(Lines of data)
— Start —
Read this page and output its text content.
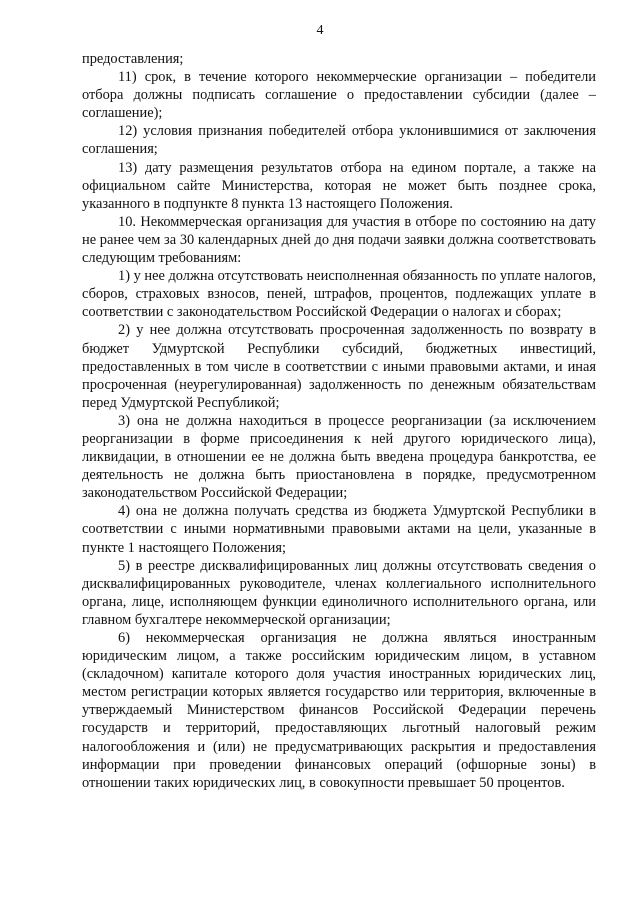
4

предоставления;

11) срок, в течение которого некоммерческие организации – победители отбора должны подписать соглашение о предоставлении субсидии (далее – соглашение);

12) условия признания победителей отбора уклонившимися от заключения соглашения;

13) дату размещения результатов отбора на едином портале, а также на официальном сайте Министерства, которая не может быть позднее срока, указанного в подпункте 8 пункта 13 настоящего Положения.

10. Некоммерческая организация для участия в отборе по состоянию на дату не ранее чем за 30 календарных дней до дня подачи заявки должна соответствовать следующим требованиям:

1) у нее должна отсутствовать неисполненная обязанность по уплате налогов, сборов, страховых взносов, пеней, штрафов, процентов, подлежащих уплате в соответствии с законодательством Российской Федерации о налогах и сборах;

2) у нее должна отсутствовать просроченная задолженность по возврату в бюджет Удмуртской Республики субсидий, бюджетных инвестиций, предоставленных в том числе в соответствии с иными правовыми актами, и иная просроченная (неурегулированная) задолженность по денежным обязательствам перед Удмуртской Республикой;

3) она не должна находиться в процессе реорганизации (за исключением реорганизации в форме присоединения к ней другого юридического лица), ликвидации, в отношении ее не должна быть введена процедура банкротства, ее деятельность не должна быть приостановлена в порядке, предусмотренном законодательством Российской Федерации;

4) она не должна получать средства из бюджета Удмуртской Республики в соответствии с иными нормативными правовыми актами на цели, указанные в пункте 1 настоящего Положения;

5) в реестре дисквалифицированных лиц должны отсутствовать сведения о дисквалифицированных руководителе, членах коллегиального исполнительного органа, лице, исполняющем функции единоличного исполнительного органа, или главном бухгалтере некоммерческой организации;

6) некоммерческая организация не должна являться иностранным юридическим лицом, а также российским юридическим лицом, в уставном (складочном) капитале которого доля участия иностранных юридических лиц, местом регистрации которых является государство или территория, включенные в утверждаемый Министерством финансов Российской Федерации перечень государств и территорий, предоставляющих льготный налоговый режим налогообложения и (или) не предусматривающих раскрытия и предоставления информации при проведении финансовых операций (офшорные зоны) в отношении таких юридических лиц, в совокупности превышает 50 процентов.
— End —
*DO THIS*. Pick out, from the lines above, every one that contains the string "предоставления".

*TASK RESPONSE*.
предоставления;
6) некоммерческая организация не должна являться иностранным юридическим лицом, а также российским юридическим лицом, в уставном (складочном) капитале которого доля участия иностранных юридических лиц, местом регистрации которых является государство или территория, включенные в утверждаемый Министерством финансов Российской Федерации перечень государств и территорий, предоставляющих льготный налоговый режим налогообложения и (или) не предусматривающих раскрытия и предоставления информации при проведении финансовых операций (офшорные зоны) в отношении таких юридических лиц, в совокупности превышает 50 процентов.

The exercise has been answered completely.